PROBLEM TO WORK ON:
Copy the entries word for word, from the start of the records through the line containing "x-tick-label: 22:00 [758, 691, 818, 704]", including that line.

(Stored data entries)

+ + + + + + +

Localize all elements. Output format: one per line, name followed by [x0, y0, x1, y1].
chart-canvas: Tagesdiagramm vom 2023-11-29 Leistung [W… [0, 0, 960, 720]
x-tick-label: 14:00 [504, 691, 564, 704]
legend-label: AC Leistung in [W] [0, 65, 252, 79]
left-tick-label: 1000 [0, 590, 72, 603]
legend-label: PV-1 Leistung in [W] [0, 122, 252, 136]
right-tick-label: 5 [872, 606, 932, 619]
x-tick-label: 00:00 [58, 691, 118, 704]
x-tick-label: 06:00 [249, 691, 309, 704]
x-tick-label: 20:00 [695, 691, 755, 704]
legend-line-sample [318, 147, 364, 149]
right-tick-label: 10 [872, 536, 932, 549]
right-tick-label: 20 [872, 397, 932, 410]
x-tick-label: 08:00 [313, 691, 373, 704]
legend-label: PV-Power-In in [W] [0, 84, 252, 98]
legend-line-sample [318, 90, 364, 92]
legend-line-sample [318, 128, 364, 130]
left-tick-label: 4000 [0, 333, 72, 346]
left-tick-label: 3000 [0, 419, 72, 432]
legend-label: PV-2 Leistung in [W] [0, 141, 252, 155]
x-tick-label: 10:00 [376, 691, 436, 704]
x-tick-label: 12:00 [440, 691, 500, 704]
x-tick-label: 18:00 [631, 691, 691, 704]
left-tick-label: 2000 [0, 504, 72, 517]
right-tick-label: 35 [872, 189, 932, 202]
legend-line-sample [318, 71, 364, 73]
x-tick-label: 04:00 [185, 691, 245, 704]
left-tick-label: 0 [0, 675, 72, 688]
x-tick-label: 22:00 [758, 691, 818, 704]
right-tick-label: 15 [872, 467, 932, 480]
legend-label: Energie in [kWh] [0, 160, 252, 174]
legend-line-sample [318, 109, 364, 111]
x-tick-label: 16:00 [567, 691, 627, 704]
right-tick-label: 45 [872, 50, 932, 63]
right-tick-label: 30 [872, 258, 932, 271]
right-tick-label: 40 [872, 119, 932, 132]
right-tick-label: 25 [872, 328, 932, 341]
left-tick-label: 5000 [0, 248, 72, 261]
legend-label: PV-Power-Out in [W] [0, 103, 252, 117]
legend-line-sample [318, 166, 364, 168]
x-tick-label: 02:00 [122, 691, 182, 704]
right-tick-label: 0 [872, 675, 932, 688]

+ + + + + + +

SOLUTION:
Localize all elements. Output format: one per line, name followed by [x0, y0, x1, y1].
chart-canvas: Tagesdiagramm vom 2023-11-29 Leistung [W… [0, 0, 960, 720]
x-tick-label: 14:00 [504, 691, 564, 704]
legend-label: AC Leistung in [W] [0, 65, 252, 79]
left-tick-label: 1000 [0, 590, 72, 603]
legend-label: PV-1 Leistung in [W] [0, 122, 252, 136]
right-tick-label: 5 [872, 606, 932, 619]
x-tick-label: 00:00 [58, 691, 118, 704]
x-tick-label: 06:00 [249, 691, 309, 704]
x-tick-label: 20:00 [695, 691, 755, 704]
legend-line-sample [318, 147, 364, 149]
right-tick-label: 10 [872, 536, 932, 549]
right-tick-label: 20 [872, 397, 932, 410]
x-tick-label: 08:00 [313, 691, 373, 704]
legend-label: PV-Power-In in [W] [0, 84, 252, 98]
legend-line-sample [318, 90, 364, 92]
legend-line-sample [318, 128, 364, 130]
left-tick-label: 4000 [0, 333, 72, 346]
left-tick-label: 3000 [0, 419, 72, 432]
legend-label: PV-2 Leistung in [W] [0, 141, 252, 155]
x-tick-label: 10:00 [376, 691, 436, 704]
x-tick-label: 12:00 [440, 691, 500, 704]
x-tick-label: 18:00 [631, 691, 691, 704]
left-tick-label: 2000 [0, 504, 72, 517]
right-tick-label: 35 [872, 189, 932, 202]
legend-line-sample [318, 71, 364, 73]
x-tick-label: 04:00 [185, 691, 245, 704]
left-tick-label: 0 [0, 675, 72, 688]
x-tick-label: 22:00 [758, 691, 818, 704]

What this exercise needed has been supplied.